▶ [TASK TO CARRY OUT]: Keep only the lines where "structured" appears.

** Begin RECORD SET **

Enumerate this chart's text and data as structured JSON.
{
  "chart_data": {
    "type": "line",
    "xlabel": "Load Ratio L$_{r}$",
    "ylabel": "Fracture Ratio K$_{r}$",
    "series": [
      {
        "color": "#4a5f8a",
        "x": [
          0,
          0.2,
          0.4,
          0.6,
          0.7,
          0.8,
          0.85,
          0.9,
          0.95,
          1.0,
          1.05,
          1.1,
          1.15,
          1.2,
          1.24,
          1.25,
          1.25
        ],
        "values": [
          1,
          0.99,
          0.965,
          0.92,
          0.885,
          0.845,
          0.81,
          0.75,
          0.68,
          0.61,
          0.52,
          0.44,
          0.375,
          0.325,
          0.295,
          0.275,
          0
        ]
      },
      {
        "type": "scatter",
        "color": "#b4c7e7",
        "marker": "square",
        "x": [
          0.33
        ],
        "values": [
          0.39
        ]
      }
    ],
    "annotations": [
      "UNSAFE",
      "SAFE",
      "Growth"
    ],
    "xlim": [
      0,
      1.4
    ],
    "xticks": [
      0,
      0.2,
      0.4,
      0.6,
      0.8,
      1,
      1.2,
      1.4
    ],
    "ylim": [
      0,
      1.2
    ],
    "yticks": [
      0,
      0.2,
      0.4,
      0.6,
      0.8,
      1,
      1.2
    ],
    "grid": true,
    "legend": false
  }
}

** End RECORD SET **
** Begin RECORD SET **

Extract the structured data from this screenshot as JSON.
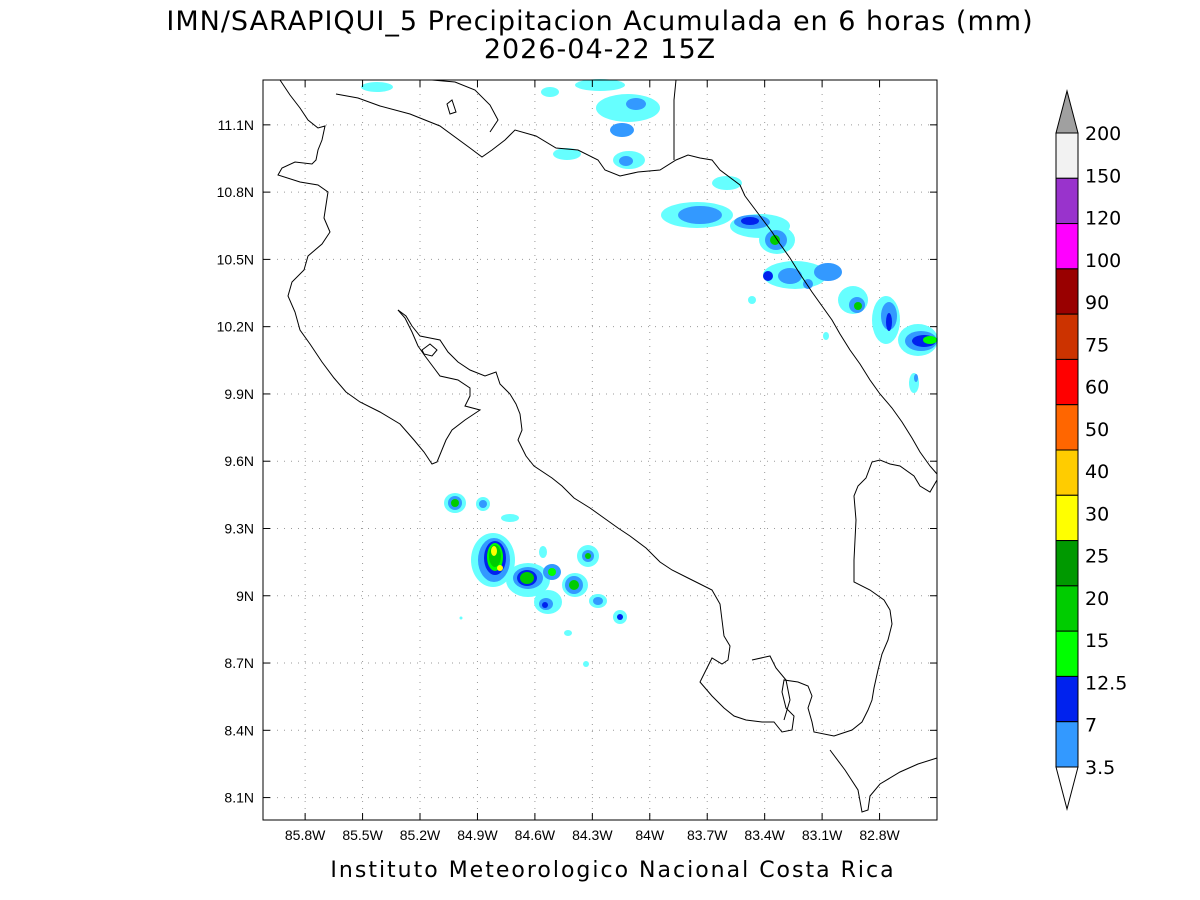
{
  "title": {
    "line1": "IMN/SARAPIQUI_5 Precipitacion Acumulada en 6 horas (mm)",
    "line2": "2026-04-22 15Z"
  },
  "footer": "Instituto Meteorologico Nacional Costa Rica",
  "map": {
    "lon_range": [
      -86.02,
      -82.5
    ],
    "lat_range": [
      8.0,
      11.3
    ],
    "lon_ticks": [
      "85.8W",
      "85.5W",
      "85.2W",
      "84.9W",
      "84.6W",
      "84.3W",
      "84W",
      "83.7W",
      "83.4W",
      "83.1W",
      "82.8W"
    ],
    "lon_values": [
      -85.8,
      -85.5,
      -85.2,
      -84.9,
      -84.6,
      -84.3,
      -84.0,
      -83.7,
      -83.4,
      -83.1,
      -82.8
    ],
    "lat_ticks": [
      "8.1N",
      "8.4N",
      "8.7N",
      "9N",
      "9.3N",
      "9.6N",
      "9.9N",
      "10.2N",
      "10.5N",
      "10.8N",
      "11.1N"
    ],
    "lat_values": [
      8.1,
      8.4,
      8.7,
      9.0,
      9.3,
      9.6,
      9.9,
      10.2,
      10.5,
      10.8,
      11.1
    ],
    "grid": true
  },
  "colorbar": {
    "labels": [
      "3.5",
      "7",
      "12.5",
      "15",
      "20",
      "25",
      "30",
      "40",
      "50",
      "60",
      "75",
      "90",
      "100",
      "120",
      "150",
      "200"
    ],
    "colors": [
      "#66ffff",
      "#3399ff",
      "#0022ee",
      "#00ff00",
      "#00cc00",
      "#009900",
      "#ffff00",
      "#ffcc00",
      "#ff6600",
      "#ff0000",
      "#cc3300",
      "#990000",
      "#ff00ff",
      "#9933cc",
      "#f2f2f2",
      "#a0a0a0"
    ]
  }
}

** End RECORD SET **

▶ [RESULT BELOW]:
Enumerate this chart's text and data as structured JSON.
Extract the structured data from this screenshot as JSON.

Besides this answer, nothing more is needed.